### PROBLEM TO SOLVE:
Identify the lines in the data below that contain "sauf" and give only how many there are.

### DATA PROVIDED:
+---+

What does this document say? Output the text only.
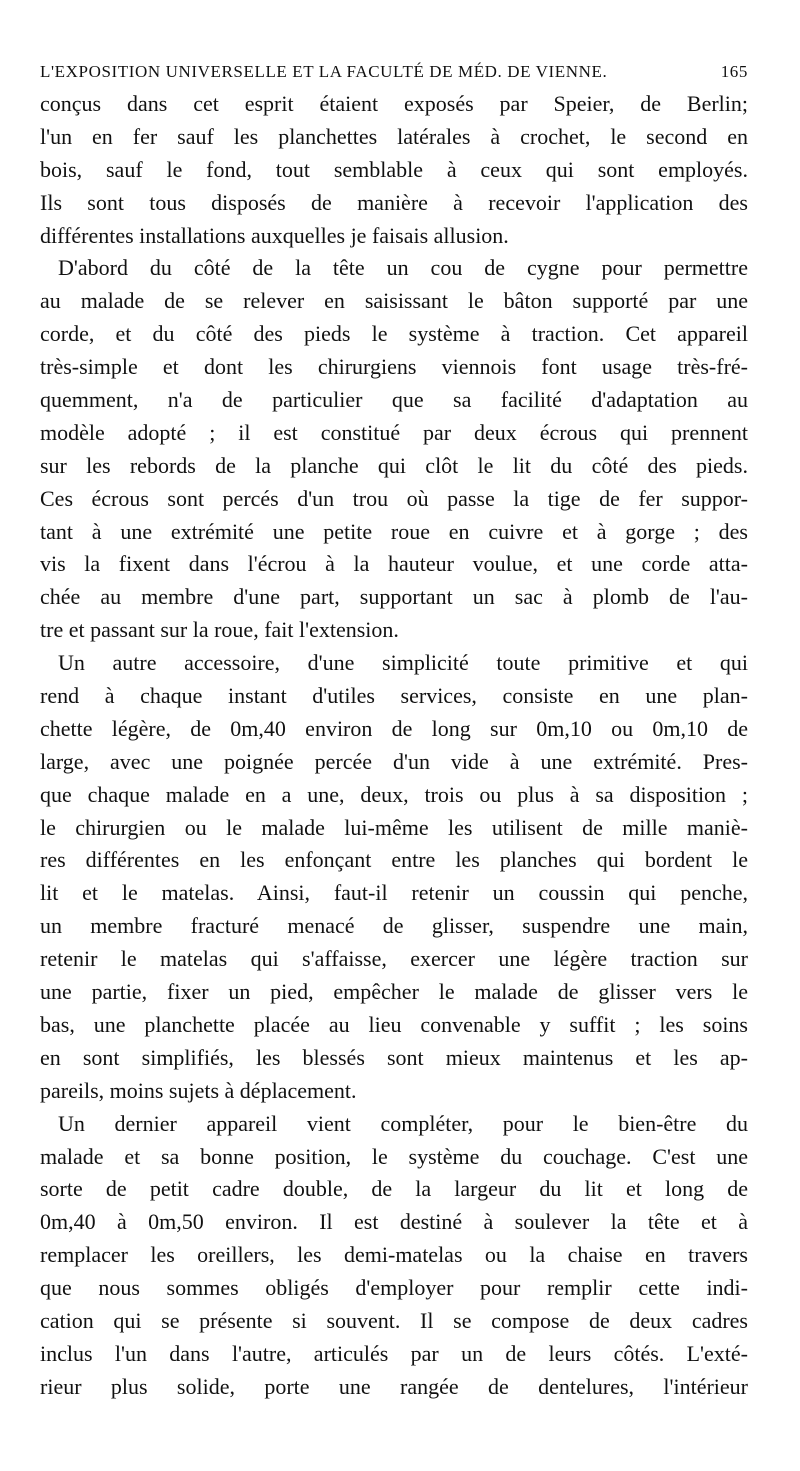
L'EXPOSITION UNIVERSELLE ET LA FACULTÉ DE MÉD. DE VIENNE.	165
conçus dans cet esprit étaient exposés par Speier, de Berlin;
l'un en fer sauf les planchettes latérales à crochet, le second en
bois, sauf le fond, tout semblable à ceux qui sont employés.
Ils sont tous disposés de manière à recevoir l'application des
différentes installations auxquelles je faisais allusion.
D'abord du côté de la tête un cou de cygne pour permettre
au malade de se relever en saisissant le bâton supporté par une
corde, et du côté des pieds le système à traction. Cet appareil
très-simple et dont les chirurgiens viennois font usage très-fré-
quemment, n'a de particulier que sa facilité d'adaptation au
modèle adopté ; il est constitué par deux écrous qui prennent
sur les rebords de la planche qui clôt le lit du côté des pieds.
Ces écrous sont percés d'un trou où passe la tige de fer suppor-
tant à une extrémité une petite roue en cuivre et à gorge ; des
vis la fixent dans l'écrou à la hauteur voulue, et une corde atta-
chée au membre d'une part, supportant un sac à plomb de l'au-
tre et passant sur la roue, fait l'extension.
Un autre accessoire, d'une simplicité toute primitive et qui
rend à chaque instant d'utiles services, consiste en une plan-
chette légère, de 0m,40 environ de long sur 0m,10 ou 0m,10 de
large, avec une poignée percée d'un vide à une extrémité. Pres-
que chaque malade en a une, deux, trois ou plus à sa disposition ;
le chirurgien ou le malade lui-même les utilisent de mille maniè-
res différentes en les enfonçant entre les planches qui bordent le
lit et le matelas. Ainsi, faut-il retenir un coussin qui penche,
un membre fracturé menacé de glisser, suspendre une main,
retenir le matelas qui s'affaisse, exercer une légère traction sur
une partie, fixer un pied, empêcher le malade de glisser vers le
bas, une planchette placée au lieu convenable y suffit ; les soins
en sont simplifiés, les blessés sont mieux maintenus et les ap-
pareils, moins sujets à déplacement.
Un dernier appareil vient compléter, pour le bien-être du
malade et sa bonne position, le système du couchage. C'est une
sorte de petit cadre double, de la largeur du lit et long de
0m,40 à 0m,50 environ. Il est destiné à soulever la tête et à
remplacer les oreillers, les demi-matelas ou la chaise en travers
que nous sommes obligés d'employer pour remplir cette indi-
cation qui se présente si souvent. Il se compose de deux cadres
inclus l'un dans l'autre, articulés par un de leurs côtés. L'exté-
rieur plus solide, porte une rangée de dentelures, l'intérieur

+---+

### EXERCISE RESPONSE:
2